Extract:
For the past two decades, clients and leaders in the local business community have often referred to the Hughes Marino quarterly report as a “canary in the coal mine.” Hughes Marino has consistently reported negative trends 12-18 months ahead of an actual market collapse, and forecasted recoveries up to a year ahead of past post-recession cycles.

These leading edge insights are generated from first-hand market information gained in the field, as at any given moment we are actively representing up to 300 active tenant/buyer engagements for 4+ million square feet of commercial space in San Diego County, across industries, company sizes and submarkets. Hughes Marino’s client engagements include expansions, contractions, relocations and lease renewals, which afford us the opportunity to work with corporate tenants 6-18 months in advance of their next occupancy requirement. The lease and purchase transactions we are engaged in today are for companies planning for their 2017 and 2018 real estate strategies and headcount requirements, giving us leading-edge insight into the underlying business requirements that are driving their anticipated growth or contraction, and related job growth.

Typically we would wait until the end of the quarter to release this report, but we felt something in the wind, and we wanted to get ahead of it. After five years of recovery starting after the third quarter of 2010 when the commercial real estate market was at its bottom, 2016 has seen availability rates spike back up. Year to date, 572,000 square feet of net lab, office and industrial space has come on the market, and we fear that there is more to come. 224,000 square feet of that 572,00 square foot total represents a net increase in sublease space, sliding both total availability and sublease availability back up to third quarter, 2015 levels.

Stated problem A:
Print the stretch of the Hughes Marino report from "These leading edge" through "related job growth.", word for word.
Stated problem B:
According to the Hughes Marino report, when was the commercial real estate market at its bottom?

Data:
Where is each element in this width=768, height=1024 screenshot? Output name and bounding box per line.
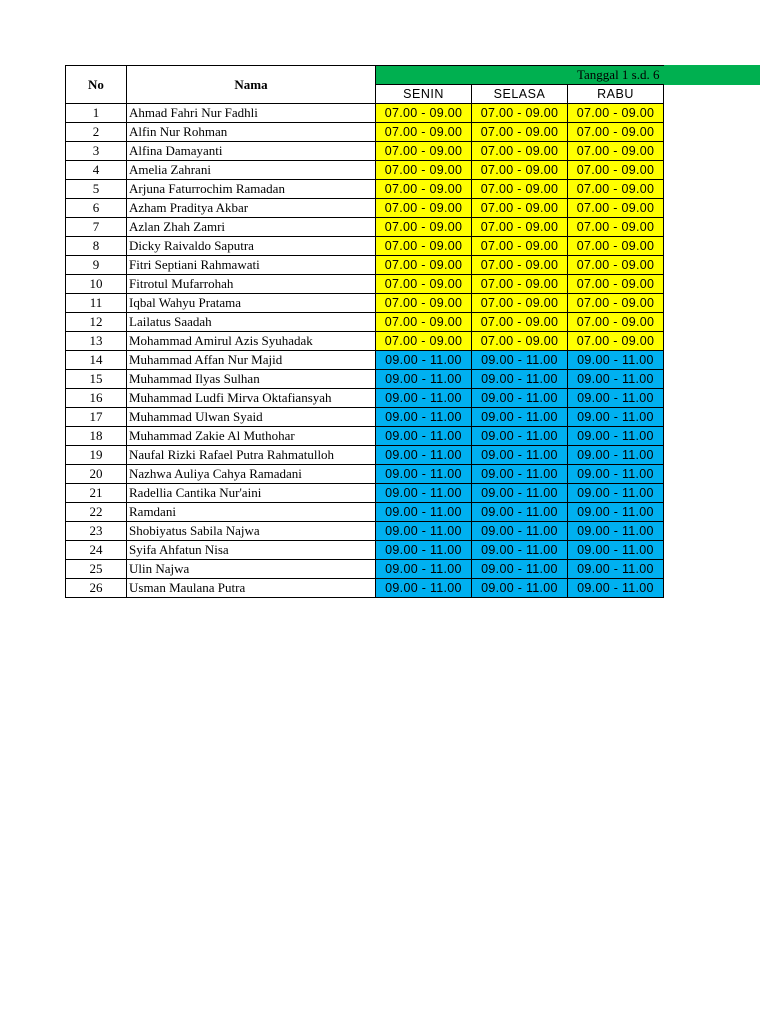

Final result A:
These leading edge insights are generated from first-hand market information gained in the field, as at any given moment we are actively representing up to 300 active tenant/buyer engagements for 4+ million square feet of commercial space in San Diego County, across industries, company sizes and submarkets. Hughes Marino’s client engagements include expansions, contractions, relocations and lease renewals, which afford us the opportunity to work with corporate tenants 6-18 months in advance of their next occupancy requirement. The lease and purchase transactions we are engaged in today are for companies planning for their 2017 and 2018 real estate strategies and headcount requirements, giving us leading-edge insight into the underlying business requirements that are driving their anticipated growth or contraction, and related job growth.

Final result B:
The third quarter of 2010.